◆ **Aim**
Identify each line below that contains the word "description", and copy it out.

Stored data:
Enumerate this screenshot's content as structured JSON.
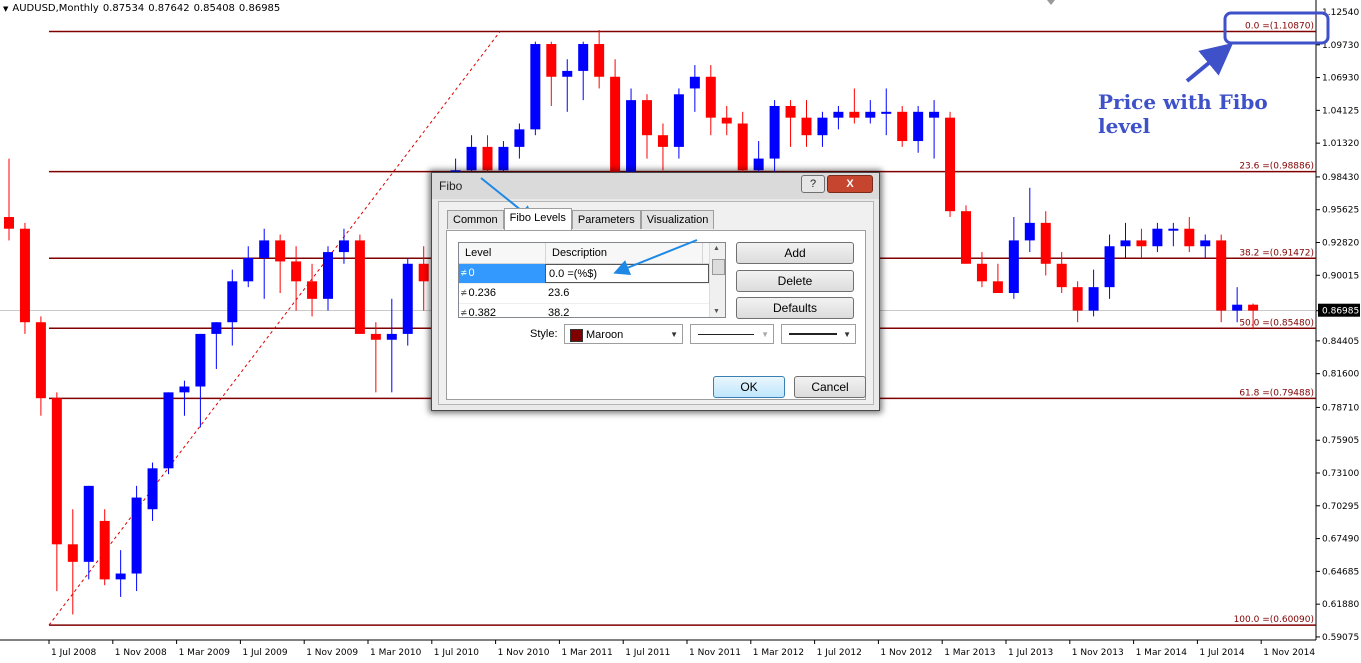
{
  "chart_data": {
    "type": "candlestick",
    "symbol": "AUDUSD,Monthly",
    "ohlc": [
      "0.87534",
      "0.87642",
      "0.85408",
      "0.86985"
    ],
    "current_price": "0.86985",
    "y_ticks": [
      "1.12540",
      "1.09730",
      "1.06930",
      "1.04125",
      "1.01320",
      "0.98430",
      "0.95625",
      "0.92820",
      "0.90015",
      "0.86985",
      "0.84405",
      "0.81600",
      "0.78710",
      "0.75905",
      "0.73100",
      "0.70295",
      "0.67490",
      "0.64685",
      "0.61880",
      "0.59075"
    ],
    "x_ticks": [
      "1 Jul 2008",
      "1 Nov 2008",
      "1 Mar 2009",
      "1 Jul 2009",
      "1 Nov 2009",
      "1 Mar 2010",
      "1 Jul 2010",
      "1 Nov 2010",
      "1 Mar 2011",
      "1 Jul 2011",
      "1 Nov 2011",
      "1 Mar 2012",
      "1 Jul 2012",
      "1 Nov 2012",
      "1 Mar 2013",
      "1 Jul 2013",
      "1 Nov 2013",
      "1 Mar 2014",
      "1 Jul 2014",
      "1 Nov 2014"
    ],
    "ylim": [
      0.5907,
      1.1254
    ],
    "fibo_levels": [
      {
        "level": "0.0",
        "price": 1.1087,
        "label": "0.0 =(1.10870)"
      },
      {
        "level": "23.6",
        "price": 0.98886,
        "label": "23.6 =(0.98886)"
      },
      {
        "level": "38.2",
        "price": 0.91472,
        "label": "38.2 =(0.91472)"
      },
      {
        "level": "50.0",
        "price": 0.8548,
        "label": "50.0 =(0.85480)"
      },
      {
        "level": "61.8",
        "price": 0.79488,
        "label": "61.8 =(0.79488)"
      },
      {
        "level": "100.0",
        "price": 0.6009,
        "label": "100.0 =(0.60090)"
      }
    ],
    "bull_color": "#0000ff",
    "bear_color": "#ff0000",
    "fibo_color": "#800000",
    "candles": [
      {
        "o": 0.95,
        "h": 1.0,
        "l": 0.93,
        "c": 0.94
      },
      {
        "o": 0.94,
        "h": 0.945,
        "l": 0.85,
        "c": 0.86
      },
      {
        "o": 0.86,
        "h": 0.865,
        "l": 0.78,
        "c": 0.795
      },
      {
        "o": 0.795,
        "h": 0.8,
        "l": 0.63,
        "c": 0.67
      },
      {
        "o": 0.67,
        "h": 0.7,
        "l": 0.61,
        "c": 0.655
      },
      {
        "o": 0.655,
        "h": 0.72,
        "l": 0.64,
        "c": 0.72
      },
      {
        "o": 0.69,
        "h": 0.7,
        "l": 0.635,
        "c": 0.64
      },
      {
        "o": 0.64,
        "h": 0.665,
        "l": 0.625,
        "c": 0.645
      },
      {
        "o": 0.645,
        "h": 0.72,
        "l": 0.63,
        "c": 0.71
      },
      {
        "o": 0.7,
        "h": 0.74,
        "l": 0.69,
        "c": 0.735
      },
      {
        "o": 0.735,
        "h": 0.8,
        "l": 0.73,
        "c": 0.8
      },
      {
        "o": 0.8,
        "h": 0.81,
        "l": 0.78,
        "c": 0.805
      },
      {
        "o": 0.805,
        "h": 0.85,
        "l": 0.77,
        "c": 0.85
      },
      {
        "o": 0.85,
        "h": 0.86,
        "l": 0.82,
        "c": 0.86
      },
      {
        "o": 0.86,
        "h": 0.905,
        "l": 0.84,
        "c": 0.895
      },
      {
        "o": 0.895,
        "h": 0.925,
        "l": 0.89,
        "c": 0.915
      },
      {
        "o": 0.915,
        "h": 0.94,
        "l": 0.88,
        "c": 0.93
      },
      {
        "o": 0.93,
        "h": 0.935,
        "l": 0.885,
        "c": 0.912
      },
      {
        "o": 0.912,
        "h": 0.925,
        "l": 0.87,
        "c": 0.895
      },
      {
        "o": 0.895,
        "h": 0.91,
        "l": 0.865,
        "c": 0.88
      },
      {
        "o": 0.88,
        "h": 0.925,
        "l": 0.87,
        "c": 0.92
      },
      {
        "o": 0.92,
        "h": 0.94,
        "l": 0.91,
        "c": 0.93
      },
      {
        "o": 0.93,
        "h": 0.935,
        "l": 0.85,
        "c": 0.85
      },
      {
        "o": 0.85,
        "h": 0.86,
        "l": 0.8,
        "c": 0.845
      },
      {
        "o": 0.845,
        "h": 0.88,
        "l": 0.8,
        "c": 0.85
      },
      {
        "o": 0.85,
        "h": 0.915,
        "l": 0.84,
        "c": 0.91
      },
      {
        "o": 0.91,
        "h": 0.925,
        "l": 0.87,
        "c": 0.895
      },
      {
        "o": 0.895,
        "h": 0.975,
        "l": 0.89,
        "c": 0.97
      },
      {
        "o": 0.97,
        "h": 1.0,
        "l": 0.96,
        "c": 0.99
      },
      {
        "o": 0.99,
        "h": 1.02,
        "l": 0.96,
        "c": 1.01
      },
      {
        "o": 1.01,
        "h": 1.02,
        "l": 0.98,
        "c": 0.99
      },
      {
        "o": 0.99,
        "h": 1.015,
        "l": 0.98,
        "c": 1.01
      },
      {
        "o": 1.01,
        "h": 1.03,
        "l": 1.0,
        "c": 1.025
      },
      {
        "o": 1.025,
        "h": 1.1,
        "l": 1.02,
        "c": 1.098
      },
      {
        "o": 1.098,
        "h": 1.1,
        "l": 1.045,
        "c": 1.07
      },
      {
        "o": 1.07,
        "h": 1.085,
        "l": 1.04,
        "c": 1.075
      },
      {
        "o": 1.075,
        "h": 1.1,
        "l": 1.05,
        "c": 1.098
      },
      {
        "o": 1.098,
        "h": 1.11,
        "l": 1.06,
        "c": 1.07
      },
      {
        "o": 1.07,
        "h": 1.085,
        "l": 0.94,
        "c": 0.96
      },
      {
        "o": 0.96,
        "h": 1.06,
        "l": 0.94,
        "c": 1.05
      },
      {
        "o": 1.05,
        "h": 1.055,
        "l": 1.0,
        "c": 1.02
      },
      {
        "o": 1.02,
        "h": 1.03,
        "l": 0.99,
        "c": 1.01
      },
      {
        "o": 1.01,
        "h": 1.06,
        "l": 1.0,
        "c": 1.055
      },
      {
        "o": 1.06,
        "h": 1.08,
        "l": 1.04,
        "c": 1.07
      },
      {
        "o": 1.07,
        "h": 1.08,
        "l": 1.02,
        "c": 1.035
      },
      {
        "o": 1.035,
        "h": 1.045,
        "l": 1.02,
        "c": 1.03
      },
      {
        "o": 1.03,
        "h": 1.04,
        "l": 0.96,
        "c": 0.99
      },
      {
        "o": 0.99,
        "h": 1.015,
        "l": 0.95,
        "c": 1.0
      },
      {
        "o": 1.0,
        "h": 1.05,
        "l": 0.98,
        "c": 1.045
      },
      {
        "o": 1.045,
        "h": 1.05,
        "l": 1.01,
        "c": 1.035
      },
      {
        "o": 1.035,
        "h": 1.05,
        "l": 1.01,
        "c": 1.02
      },
      {
        "o": 1.02,
        "h": 1.04,
        "l": 1.01,
        "c": 1.035
      },
      {
        "o": 1.035,
        "h": 1.045,
        "l": 1.025,
        "c": 1.04
      },
      {
        "o": 1.04,
        "h": 1.06,
        "l": 1.03,
        "c": 1.035
      },
      {
        "o": 1.035,
        "h": 1.05,
        "l": 1.03,
        "c": 1.04
      },
      {
        "o": 1.04,
        "h": 1.06,
        "l": 1.02,
        "c": 1.04
      },
      {
        "o": 1.04,
        "h": 1.045,
        "l": 1.01,
        "c": 1.015
      },
      {
        "o": 1.015,
        "h": 1.045,
        "l": 1.005,
        "c": 1.04
      },
      {
        "o": 1.035,
        "h": 1.05,
        "l": 1.0,
        "c": 1.04
      },
      {
        "o": 1.035,
        "h": 1.04,
        "l": 0.95,
        "c": 0.955
      },
      {
        "o": 0.955,
        "h": 0.96,
        "l": 0.91,
        "c": 0.91
      },
      {
        "o": 0.91,
        "h": 0.92,
        "l": 0.89,
        "c": 0.895
      },
      {
        "o": 0.895,
        "h": 0.91,
        "l": 0.885,
        "c": 0.885
      },
      {
        "o": 0.885,
        "h": 0.95,
        "l": 0.88,
        "c": 0.93
      },
      {
        "o": 0.93,
        "h": 0.975,
        "l": 0.92,
        "c": 0.945
      },
      {
        "o": 0.945,
        "h": 0.955,
        "l": 0.9,
        "c": 0.91
      },
      {
        "o": 0.91,
        "h": 0.92,
        "l": 0.885,
        "c": 0.89
      },
      {
        "o": 0.89,
        "h": 0.895,
        "l": 0.86,
        "c": 0.87
      },
      {
        "o": 0.87,
        "h": 0.905,
        "l": 0.865,
        "c": 0.89
      },
      {
        "o": 0.89,
        "h": 0.935,
        "l": 0.88,
        "c": 0.925
      },
      {
        "o": 0.925,
        "h": 0.945,
        "l": 0.915,
        "c": 0.93
      },
      {
        "o": 0.93,
        "h": 0.94,
        "l": 0.915,
        "c": 0.925
      },
      {
        "o": 0.925,
        "h": 0.945,
        "l": 0.92,
        "c": 0.94
      },
      {
        "o": 0.94,
        "h": 0.945,
        "l": 0.925,
        "c": 0.94
      },
      {
        "o": 0.94,
        "h": 0.95,
        "l": 0.92,
        "c": 0.925
      },
      {
        "o": 0.925,
        "h": 0.935,
        "l": 0.915,
        "c": 0.93
      },
      {
        "o": 0.93,
        "h": 0.935,
        "l": 0.86,
        "c": 0.87
      },
      {
        "o": 0.87,
        "h": 0.89,
        "l": 0.86,
        "c": 0.875
      },
      {
        "o": 0.875,
        "h": 0.876,
        "l": 0.854,
        "c": 0.87
      }
    ]
  },
  "annotation": {
    "callout_text": "Price with Fibo level"
  },
  "dialog": {
    "title": "Fibo",
    "help_glyph": "?",
    "close_glyph": "X",
    "tabs": [
      "Common",
      "Fibo Levels",
      "Parameters",
      "Visualization"
    ],
    "active_tab": "Fibo Levels",
    "grid_headers": {
      "level": "Level",
      "description": "Description"
    },
    "rows": [
      {
        "level": "0",
        "description": "0.0 =(%$)",
        "selected": true
      },
      {
        "level": "0.236",
        "description": "23.6",
        "selected": false
      },
      {
        "level": "0.382",
        "description": "38.2",
        "selected": false
      }
    ],
    "buttons": {
      "add": "Add",
      "delete": "Delete",
      "defaults": "Defaults",
      "ok": "OK",
      "cancel": "Cancel"
    },
    "style_label": "Style:",
    "style_color_name": "Maroon",
    "style_color_hex": "#800000"
  }
}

◆ **Complete response**
      "description": "Description"
        "description": "0.0 =(%$)",
        "description": "23.6",
        "description": "38.2",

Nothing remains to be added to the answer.